### Problem
Filter the entries, keeping every line with the word "Light".

[Items from a figure collection]
* * * * * * *

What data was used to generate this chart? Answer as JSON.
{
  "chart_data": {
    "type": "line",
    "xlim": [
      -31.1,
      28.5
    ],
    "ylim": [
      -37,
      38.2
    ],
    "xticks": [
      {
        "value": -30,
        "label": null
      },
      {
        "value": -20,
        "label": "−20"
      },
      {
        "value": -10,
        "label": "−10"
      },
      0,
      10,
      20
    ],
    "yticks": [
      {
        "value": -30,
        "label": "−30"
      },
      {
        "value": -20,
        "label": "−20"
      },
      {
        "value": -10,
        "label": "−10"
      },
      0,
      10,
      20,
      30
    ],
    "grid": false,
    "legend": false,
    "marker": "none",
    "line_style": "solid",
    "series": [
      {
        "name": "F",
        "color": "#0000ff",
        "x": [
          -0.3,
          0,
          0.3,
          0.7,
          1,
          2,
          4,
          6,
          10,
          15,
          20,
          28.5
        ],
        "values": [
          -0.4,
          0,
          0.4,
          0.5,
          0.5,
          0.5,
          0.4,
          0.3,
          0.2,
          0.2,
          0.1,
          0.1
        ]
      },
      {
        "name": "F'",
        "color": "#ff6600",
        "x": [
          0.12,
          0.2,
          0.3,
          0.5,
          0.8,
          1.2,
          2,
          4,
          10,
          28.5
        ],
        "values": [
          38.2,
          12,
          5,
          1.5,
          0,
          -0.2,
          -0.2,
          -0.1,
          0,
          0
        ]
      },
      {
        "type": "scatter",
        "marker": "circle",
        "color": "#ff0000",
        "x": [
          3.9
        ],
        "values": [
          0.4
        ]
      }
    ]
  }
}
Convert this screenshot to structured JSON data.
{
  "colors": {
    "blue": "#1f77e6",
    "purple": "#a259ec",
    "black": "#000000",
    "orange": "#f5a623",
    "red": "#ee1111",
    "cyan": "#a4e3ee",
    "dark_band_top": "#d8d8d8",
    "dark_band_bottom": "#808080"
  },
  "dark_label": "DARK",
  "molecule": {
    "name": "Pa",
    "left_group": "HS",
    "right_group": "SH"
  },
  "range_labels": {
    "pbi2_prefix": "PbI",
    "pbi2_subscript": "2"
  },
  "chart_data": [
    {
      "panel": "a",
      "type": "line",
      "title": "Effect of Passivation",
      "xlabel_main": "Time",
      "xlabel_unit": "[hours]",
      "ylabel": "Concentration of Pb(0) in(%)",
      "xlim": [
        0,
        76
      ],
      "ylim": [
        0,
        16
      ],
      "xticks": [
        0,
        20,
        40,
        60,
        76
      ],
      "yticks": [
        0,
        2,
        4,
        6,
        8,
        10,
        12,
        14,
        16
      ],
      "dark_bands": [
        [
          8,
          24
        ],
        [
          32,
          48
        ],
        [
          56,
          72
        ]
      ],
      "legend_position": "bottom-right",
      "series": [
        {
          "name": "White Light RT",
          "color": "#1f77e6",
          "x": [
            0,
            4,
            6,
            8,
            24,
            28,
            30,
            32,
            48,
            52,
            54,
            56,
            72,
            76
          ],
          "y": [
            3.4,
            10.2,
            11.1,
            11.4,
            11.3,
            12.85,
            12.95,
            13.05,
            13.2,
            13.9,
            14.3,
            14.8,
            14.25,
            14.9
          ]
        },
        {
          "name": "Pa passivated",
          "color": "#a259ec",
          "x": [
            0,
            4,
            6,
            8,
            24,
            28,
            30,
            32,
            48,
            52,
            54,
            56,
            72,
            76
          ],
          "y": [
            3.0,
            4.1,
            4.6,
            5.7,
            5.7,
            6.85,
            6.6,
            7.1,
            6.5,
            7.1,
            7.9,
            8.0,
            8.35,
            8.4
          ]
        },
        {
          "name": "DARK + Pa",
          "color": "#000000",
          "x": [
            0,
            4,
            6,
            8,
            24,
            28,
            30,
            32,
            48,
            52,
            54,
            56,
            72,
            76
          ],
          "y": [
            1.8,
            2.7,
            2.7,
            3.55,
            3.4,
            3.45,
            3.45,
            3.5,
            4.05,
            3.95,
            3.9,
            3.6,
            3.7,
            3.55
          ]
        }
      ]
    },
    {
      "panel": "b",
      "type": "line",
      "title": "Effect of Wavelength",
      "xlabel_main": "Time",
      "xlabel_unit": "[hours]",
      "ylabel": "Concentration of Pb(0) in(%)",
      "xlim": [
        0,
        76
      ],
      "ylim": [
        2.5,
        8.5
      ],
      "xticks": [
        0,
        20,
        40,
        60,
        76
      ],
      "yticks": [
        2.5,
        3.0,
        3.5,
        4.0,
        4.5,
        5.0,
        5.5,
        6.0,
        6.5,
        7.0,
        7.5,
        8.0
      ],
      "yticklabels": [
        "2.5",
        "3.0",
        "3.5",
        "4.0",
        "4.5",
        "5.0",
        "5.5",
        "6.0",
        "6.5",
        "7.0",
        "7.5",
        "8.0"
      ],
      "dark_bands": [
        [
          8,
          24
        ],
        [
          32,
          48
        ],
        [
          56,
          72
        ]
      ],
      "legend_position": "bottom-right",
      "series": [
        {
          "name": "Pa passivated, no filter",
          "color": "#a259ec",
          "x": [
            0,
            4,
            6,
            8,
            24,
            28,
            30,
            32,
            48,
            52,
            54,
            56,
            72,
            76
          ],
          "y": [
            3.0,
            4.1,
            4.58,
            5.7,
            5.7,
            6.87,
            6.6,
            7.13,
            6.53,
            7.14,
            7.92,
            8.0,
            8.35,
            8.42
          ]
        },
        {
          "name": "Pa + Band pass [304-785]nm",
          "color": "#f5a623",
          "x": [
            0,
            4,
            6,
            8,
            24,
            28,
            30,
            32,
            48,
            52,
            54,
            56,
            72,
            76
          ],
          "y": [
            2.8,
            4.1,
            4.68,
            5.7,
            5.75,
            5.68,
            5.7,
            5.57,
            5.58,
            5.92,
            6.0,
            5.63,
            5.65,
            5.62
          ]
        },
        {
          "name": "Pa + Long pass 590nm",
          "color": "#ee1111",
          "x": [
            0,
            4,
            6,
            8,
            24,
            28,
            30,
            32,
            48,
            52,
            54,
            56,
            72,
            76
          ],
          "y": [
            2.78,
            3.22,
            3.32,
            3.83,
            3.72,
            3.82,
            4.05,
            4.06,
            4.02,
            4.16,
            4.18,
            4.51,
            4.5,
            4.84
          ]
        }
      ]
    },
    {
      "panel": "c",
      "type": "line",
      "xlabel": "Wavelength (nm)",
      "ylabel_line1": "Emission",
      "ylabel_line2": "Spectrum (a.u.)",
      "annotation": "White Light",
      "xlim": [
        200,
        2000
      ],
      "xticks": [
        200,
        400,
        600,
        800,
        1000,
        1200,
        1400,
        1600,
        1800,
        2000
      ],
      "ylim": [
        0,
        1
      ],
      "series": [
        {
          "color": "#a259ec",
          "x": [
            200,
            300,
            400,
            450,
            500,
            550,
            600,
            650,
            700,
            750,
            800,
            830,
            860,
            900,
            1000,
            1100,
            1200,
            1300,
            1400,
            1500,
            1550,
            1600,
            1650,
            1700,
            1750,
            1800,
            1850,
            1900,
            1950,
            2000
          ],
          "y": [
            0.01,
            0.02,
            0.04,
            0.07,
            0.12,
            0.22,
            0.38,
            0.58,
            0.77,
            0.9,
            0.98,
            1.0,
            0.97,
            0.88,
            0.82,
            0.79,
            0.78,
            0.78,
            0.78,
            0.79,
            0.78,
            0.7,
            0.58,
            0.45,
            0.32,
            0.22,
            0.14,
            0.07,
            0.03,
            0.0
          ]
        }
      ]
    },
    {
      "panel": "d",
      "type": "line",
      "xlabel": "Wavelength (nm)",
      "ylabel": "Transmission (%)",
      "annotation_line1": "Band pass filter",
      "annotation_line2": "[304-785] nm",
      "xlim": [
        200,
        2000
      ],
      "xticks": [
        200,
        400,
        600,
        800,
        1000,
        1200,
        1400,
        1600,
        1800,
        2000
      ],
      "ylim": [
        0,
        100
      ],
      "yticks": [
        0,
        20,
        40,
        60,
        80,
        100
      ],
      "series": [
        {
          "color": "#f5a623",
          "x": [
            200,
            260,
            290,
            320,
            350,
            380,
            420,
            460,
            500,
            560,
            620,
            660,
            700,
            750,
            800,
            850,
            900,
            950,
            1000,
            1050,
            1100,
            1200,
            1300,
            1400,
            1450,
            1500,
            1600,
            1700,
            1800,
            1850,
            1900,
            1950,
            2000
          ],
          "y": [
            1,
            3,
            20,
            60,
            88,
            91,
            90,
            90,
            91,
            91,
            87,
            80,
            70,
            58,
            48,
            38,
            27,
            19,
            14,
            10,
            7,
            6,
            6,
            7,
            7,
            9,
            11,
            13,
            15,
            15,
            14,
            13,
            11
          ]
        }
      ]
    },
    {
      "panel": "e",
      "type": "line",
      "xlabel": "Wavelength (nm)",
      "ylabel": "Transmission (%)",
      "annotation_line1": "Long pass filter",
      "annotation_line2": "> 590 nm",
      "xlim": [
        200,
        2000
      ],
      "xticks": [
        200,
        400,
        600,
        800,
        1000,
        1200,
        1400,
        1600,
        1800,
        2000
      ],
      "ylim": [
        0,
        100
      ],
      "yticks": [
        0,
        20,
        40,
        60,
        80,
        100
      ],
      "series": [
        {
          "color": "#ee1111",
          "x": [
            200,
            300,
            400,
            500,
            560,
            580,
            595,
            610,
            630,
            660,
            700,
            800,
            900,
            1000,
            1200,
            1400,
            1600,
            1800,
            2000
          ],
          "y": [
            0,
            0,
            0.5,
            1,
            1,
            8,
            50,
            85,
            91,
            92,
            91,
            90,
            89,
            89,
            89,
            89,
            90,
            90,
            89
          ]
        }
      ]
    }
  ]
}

* * * * * * *

### Task solution
          "name": "White Light RT",
      "annotation": "White Light",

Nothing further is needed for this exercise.